Input rows:
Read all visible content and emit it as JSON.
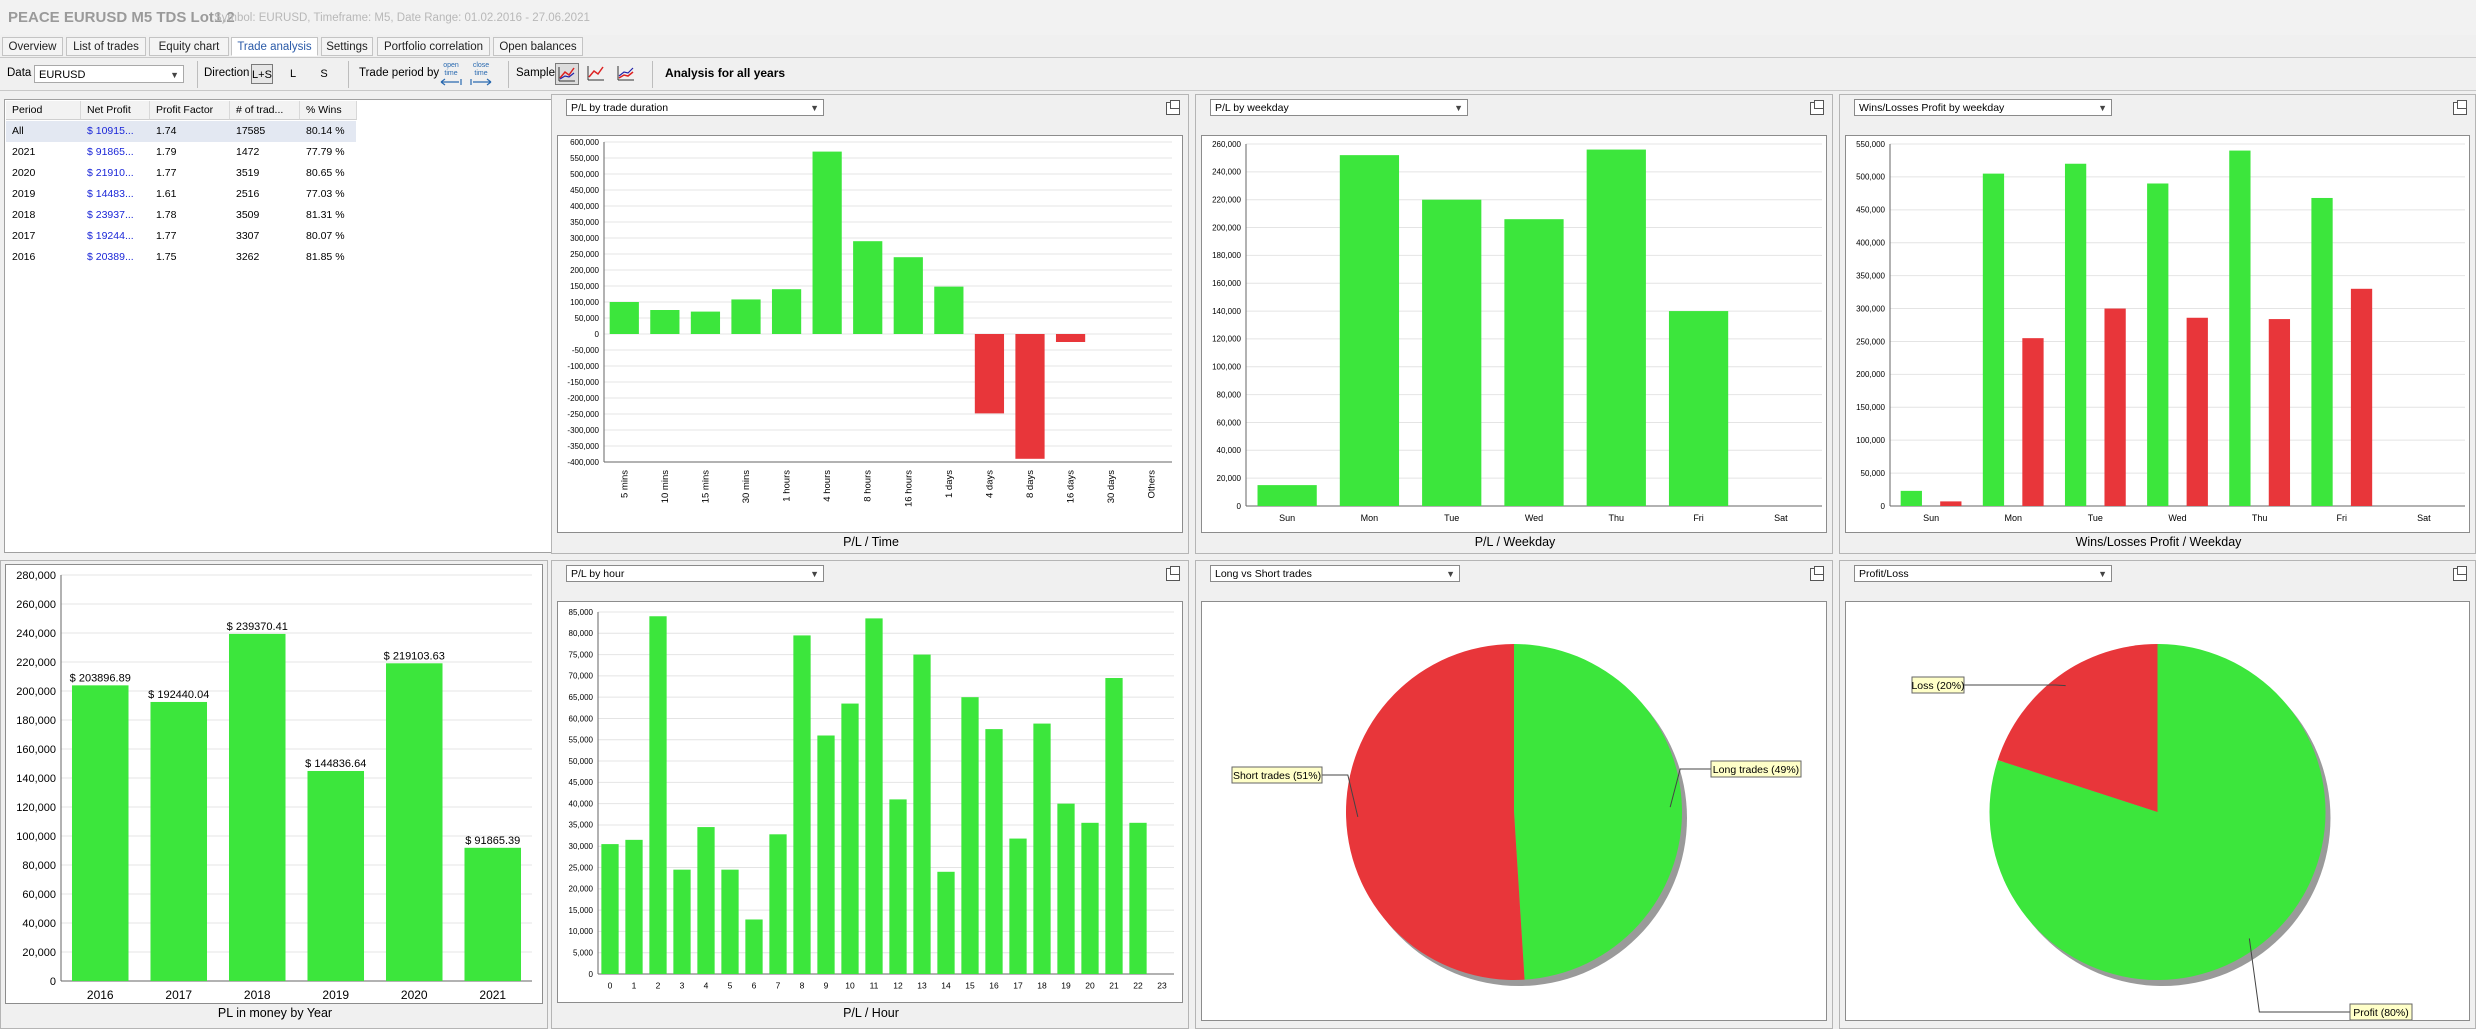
{
  "window": {
    "title": "PEACE EURUSD M5 TDS Lot1.2",
    "subtitle": "Symbol: EURUSD, Timeframe: M5, Date Range: 01.02.2016 - 27.06.2021"
  },
  "tabs": [
    "Overview",
    "List of trades",
    "Equity chart",
    "Trade analysis",
    "Settings",
    "Portfolio correlation",
    "Open balances"
  ],
  "active_tab": "Trade analysis",
  "toolbar": {
    "data_label": "Data",
    "data_value": "EURUSD",
    "direction_label": "Direction",
    "direction_options": [
      "L+S",
      "L",
      "S"
    ],
    "direction_selected": "L+S",
    "trade_period_label": "Trade period by",
    "trade_period_open": "open time",
    "trade_period_close": "close time",
    "sample_label": "Sample",
    "analysis_label": "Analysis for all years"
  },
  "period_table": {
    "headers": [
      "Period",
      "Net Profit",
      "Profit Factor",
      "# of trad...",
      "% Wins"
    ],
    "rows": [
      [
        "All",
        "$ 10915...",
        "1.74",
        "17585",
        "80.14 %"
      ],
      [
        "2021",
        "$ 91865...",
        "1.79",
        "1472",
        "77.79 %"
      ],
      [
        "2020",
        "$ 21910...",
        "1.77",
        "3519",
        "80.65 %"
      ],
      [
        "2019",
        "$ 14483...",
        "1.61",
        "2516",
        "77.03 %"
      ],
      [
        "2018",
        "$ 23937...",
        "1.78",
        "3509",
        "81.31 %"
      ],
      [
        "2017",
        "$ 19244...",
        "1.77",
        "3307",
        "80.07 %"
      ],
      [
        "2016",
        "$ 20389...",
        "1.75",
        "3262",
        "81.85 %"
      ]
    ]
  },
  "colors": {
    "profit": "#3ce63c",
    "loss": "#e8363a",
    "legend_bg": "#ffffc8"
  },
  "chart_data": [
    {
      "id": "pl_by_duration",
      "type": "bar",
      "selector": "P/L by trade duration",
      "caption": "P/L / Time",
      "categories": [
        "5 mins",
        "10 mins",
        "15 mins",
        "30 mins",
        "1 hours",
        "4 hours",
        "8 hours",
        "16 hours",
        "1 days",
        "4 days",
        "8 days",
        "16 days",
        "30 days",
        "Others"
      ],
      "values": [
        100000,
        75000,
        70000,
        108000,
        140000,
        570000,
        290000,
        240000,
        148000,
        -248000,
        -390000,
        -25000,
        0,
        0
      ],
      "ylim": [
        -400000,
        600000
      ],
      "yticks": [
        "600,000",
        "550,000",
        "500,000",
        "450,000",
        "400,000",
        "350,000",
        "300,000",
        "250,000",
        "200,000",
        "150,000",
        "100,000",
        "50,000",
        "0",
        "-50,000",
        "-100,000",
        "-150,000",
        "-200,000",
        "-250,000",
        "-300,000",
        "-350,000",
        "-400,000"
      ]
    },
    {
      "id": "pl_by_weekday",
      "type": "bar",
      "selector": "P/L by weekday",
      "caption": "P/L / Weekday",
      "categories": [
        "Sun",
        "Mon",
        "Tue",
        "Wed",
        "Thu",
        "Fri",
        "Sat"
      ],
      "values": [
        15000,
        252000,
        220000,
        206000,
        256000,
        140000,
        0
      ],
      "ylim": [
        0,
        260000
      ],
      "yticks": [
        "260,000",
        "240,000",
        "220,000",
        "200,000",
        "180,000",
        "160,000",
        "140,000",
        "120,000",
        "100,000",
        "80,000",
        "60,000",
        "40,000",
        "20,000",
        "0"
      ]
    },
    {
      "id": "wins_losses_by_weekday",
      "type": "bar",
      "selector": "Wins/Losses Profit by weekday",
      "caption": "Wins/Losses Profit / Weekday",
      "categories": [
        "Sun",
        "Mon",
        "Tue",
        "Wed",
        "Thu",
        "Fri",
        "Sat"
      ],
      "series": [
        {
          "values": [
            23000,
            505000,
            520000,
            490000,
            540000,
            468000,
            0
          ]
        },
        {
          "values": [
            7000,
            255000,
            300000,
            286000,
            284000,
            330000,
            0
          ]
        }
      ],
      "ylim": [
        0,
        550000
      ],
      "yticks": [
        "550,000",
        "500,000",
        "450,000",
        "400,000",
        "350,000",
        "300,000",
        "250,000",
        "200,000",
        "150,000",
        "100,000",
        "50,000",
        "0"
      ]
    },
    {
      "id": "pl_by_year",
      "type": "bar",
      "caption": "PL in money by Year",
      "categories": [
        "2016",
        "2017",
        "2018",
        "2019",
        "2020",
        "2021"
      ],
      "values": [
        203896.89,
        192440.04,
        239370.41,
        144836.64,
        219103.63,
        91865.39
      ],
      "data_labels": [
        "$ 203896.89",
        "$ 192440.04",
        "$ 239370.41",
        "$ 144836.64",
        "$ 219103.63",
        "$ 91865.39"
      ],
      "ylim": [
        0,
        280000
      ],
      "yticks": [
        "280,000",
        "260,000",
        "240,000",
        "220,000",
        "200,000",
        "180,000",
        "160,000",
        "140,000",
        "120,000",
        "100,000",
        "80,000",
        "60,000",
        "40,000",
        "20,000",
        "0"
      ]
    },
    {
      "id": "pl_by_hour",
      "type": "bar",
      "selector": "P/L by hour",
      "caption": "P/L / Hour",
      "categories": [
        "0",
        "1",
        "2",
        "3",
        "4",
        "5",
        "6",
        "7",
        "8",
        "9",
        "10",
        "11",
        "12",
        "13",
        "14",
        "15",
        "16",
        "17",
        "18",
        "19",
        "20",
        "21",
        "22",
        "23"
      ],
      "values": [
        30500,
        31500,
        84000,
        24500,
        34500,
        24500,
        12800,
        32800,
        79500,
        56000,
        63500,
        83500,
        41000,
        75000,
        24000,
        65000,
        57500,
        31800,
        58800,
        40000,
        35500,
        69500,
        35500,
        0
      ],
      "ylim": [
        0,
        85000
      ],
      "yticks": [
        "85,000",
        "80,000",
        "75,000",
        "70,000",
        "65,000",
        "60,000",
        "55,000",
        "50,000",
        "45,000",
        "40,000",
        "35,000",
        "30,000",
        "25,000",
        "20,000",
        "15,000",
        "10,000",
        "5,000",
        "0"
      ]
    },
    {
      "id": "long_vs_short",
      "type": "pie",
      "selector": "Long vs Short trades",
      "slices": [
        {
          "label": "Long trades (49%)",
          "value": 49
        },
        {
          "label": "Short trades (51%)",
          "value": 51
        }
      ]
    },
    {
      "id": "profit_loss",
      "type": "pie",
      "selector": "Profit/Loss",
      "slices": [
        {
          "label": "Profit (80%)",
          "value": 80
        },
        {
          "label": "Loss (20%)",
          "value": 20
        }
      ]
    }
  ]
}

Exercise details: Reproduce all the entries that precede this task, word for word, minus any pictures.

Exercise output:
Read all visible content and emit it as JSON.
{
  "window": {
    "title": "PEACE EURUSD M5 TDS Lot1.2",
    "subtitle": "Symbol: EURUSD, Timeframe: M5, Date Range: 01.02.2016 - 27.06.2021"
  },
  "tabs": [
    "Overview",
    "List of trades",
    "Equity chart",
    "Trade analysis",
    "Settings",
    "Portfolio correlation",
    "Open balances"
  ],
  "active_tab": "Trade analysis",
  "toolbar": {
    "data_label": "Data",
    "data_value": "EURUSD",
    "direction_label": "Direction",
    "direction_options": [
      "L+S",
      "L",
      "S"
    ],
    "direction_selected": "L+S",
    "trade_period_label": "Trade period by",
    "trade_period_open": "open time",
    "trade_period_close": "close time",
    "sample_label": "Sample",
    "analysis_label": "Analysis for all years"
  },
  "period_table": {
    "headers": [
      "Period",
      "Net Profit",
      "Profit Factor",
      "# of trad...",
      "% Wins"
    ],
    "rows": [
      [
        "All",
        "$ 10915...",
        "1.74",
        "17585",
        "80.14 %"
      ],
      [
        "2021",
        "$ 91865...",
        "1.79",
        "1472",
        "77.79 %"
      ],
      [
        "2020",
        "$ 21910...",
        "1.77",
        "3519",
        "80.65 %"
      ],
      [
        "2019",
        "$ 14483...",
        "1.61",
        "2516",
        "77.03 %"
      ],
      [
        "2018",
        "$ 23937...",
        "1.78",
        "3509",
        "81.31 %"
      ],
      [
        "2017",
        "$ 19244...",
        "1.77",
        "3307",
        "80.07 %"
      ],
      [
        "2016",
        "$ 20389...",
        "1.75",
        "3262",
        "81.85 %"
      ]
    ]
  },
  "colors": {
    "profit": "#3ce63c",
    "loss": "#e8363a",
    "legend_bg": "#ffffc8"
  },
  "chart_data": [
    {
      "id": "pl_by_duration",
      "type": "bar",
      "selector": "P/L by trade duration",
      "caption": "P/L / Time",
      "categories": [
        "5 mins",
        "10 mins",
        "15 mins",
        "30 mins",
        "1 hours",
        "4 hours",
        "8 hours",
        "16 hours",
        "1 days",
        "4 days",
        "8 days",
        "16 days",
        "30 days",
        "Others"
      ],
      "values": [
        100000,
        75000,
        70000,
        108000,
        140000,
        570000,
        290000,
        240000,
        148000,
        -248000,
        -390000,
        -25000,
        0,
        0
      ],
      "ylim": [
        -400000,
        600000
      ],
      "yticks": [
        "600,000",
        "550,000",
        "500,000",
        "450,000",
        "400,000",
        "350,000",
        "300,000",
        "250,000",
        "200,000",
        "150,000",
        "100,000",
        "50,000",
        "0",
        "-50,000",
        "-100,000",
        "-150,000",
        "-200,000",
        "-250,000",
        "-300,000",
        "-350,000",
        "-400,000"
      ]
    },
    {
      "id": "pl_by_weekday",
      "type": "bar",
      "selector": "P/L by weekday",
      "caption": "P/L / Weekday",
      "categories": [
        "Sun",
        "Mon",
        "Tue",
        "Wed",
        "Thu",
        "Fri",
        "Sat"
      ],
      "values": [
        15000,
        252000,
        220000,
        206000,
        256000,
        140000,
        0
      ],
      "ylim": [
        0,
        260000
      ],
      "yticks": [
        "260,000",
        "240,000",
        "220,000",
        "200,000",
        "180,000",
        "160,000",
        "140,000",
        "120,000",
        "100,000",
        "80,000",
        "60,000",
        "40,000",
        "20,000",
        "0"
      ]
    },
    {
      "id": "wins_losses_by_weekday",
      "type": "bar",
      "selector": "Wins/Losses Profit by weekday",
      "caption": "Wins/Losses Profit / Weekday",
      "categories": [
        "Sun",
        "Mon",
        "Tue",
        "Wed",
        "Thu",
        "Fri",
        "Sat"
      ],
      "series": [
        {
          "values": [
            23000,
            505000,
            520000,
            490000,
            540000,
            468000,
            0
          ]
        },
        {
          "values": [
            7000,
            255000,
            300000,
            286000,
            284000,
            330000,
            0
          ]
        }
      ],
      "ylim": [
        0,
        550000
      ],
      "yticks": [
        "550,000",
        "500,000",
        "450,000",
        "400,000",
        "350,000",
        "300,000",
        "250,000",
        "200,000",
        "150,000",
        "100,000",
        "50,000",
        "0"
      ]
    },
    {
      "id": "pl_by_year",
      "type": "bar",
      "caption": "PL in money by Year",
      "categories": [
        "2016",
        "2017",
        "2018",
        "2019",
        "2020",
        "2021"
      ],
      "values": [
        203896.89,
        192440.04,
        239370.41,
        144836.64,
        219103.63,
        91865.39
      ],
      "data_labels": [
        "$ 203896.89",
        "$ 192440.04",
        "$ 239370.41",
        "$ 144836.64",
        "$ 219103.63",
        "$ 91865.39"
      ],
      "ylim": [
        0,
        280000
      ],
      "yticks": [
        "280,000",
        "260,000",
        "240,000",
        "220,000",
        "200,000",
        "180,000",
        "160,000",
        "140,000",
        "120,000",
        "100,000",
        "80,000",
        "60,000",
        "40,000",
        "20,000",
        "0"
      ]
    },
    {
      "id": "pl_by_hour",
      "type": "bar",
      "selector": "P/L by hour",
      "caption": "P/L / Hour",
      "categories": [
        "0",
        "1",
        "2",
        "3",
        "4",
        "5",
        "6",
        "7",
        "8",
        "9",
        "10",
        "11",
        "12",
        "13",
        "14",
        "15",
        "16",
        "17",
        "18",
        "19",
        "20",
        "21",
        "22",
        "23"
      ],
      "values": [
        30500,
        31500,
        84000,
        24500,
        34500,
        24500,
        12800,
        32800,
        79500,
        56000,
        63500,
        83500,
        41000,
        75000,
        24000,
        65000,
        57500,
        31800,
        58800,
        40000,
        35500,
        69500,
        35500,
        0
      ],
      "ylim": [
        0,
        85000
      ],
      "yticks": [
        "85,000",
        "80,000",
        "75,000",
        "70,000",
        "65,000",
        "60,000",
        "55,000",
        "50,000",
        "45,000",
        "40,000",
        "35,000",
        "30,000",
        "25,000",
        "20,000",
        "15,000",
        "10,000",
        "5,000",
        "0"
      ]
    },
    {
      "id": "long_vs_short",
      "type": "pie",
      "selector": "Long vs Short trades",
      "slices": [
        {
          "label": "Long trades (49%)",
          "value": 49
        },
        {
          "label": "Short trades (51%)",
          "value": 51
        }
      ]
    },
    {
      "id": "profit_loss",
      "type": "pie",
      "selector": "Profit/Loss",
      "slices": [
        {
          "label": "Profit (80%)",
          "value": 80
        },
        {
          "label": "Loss (20%)",
          "value": 20
        }
      ]
    }
  ]
}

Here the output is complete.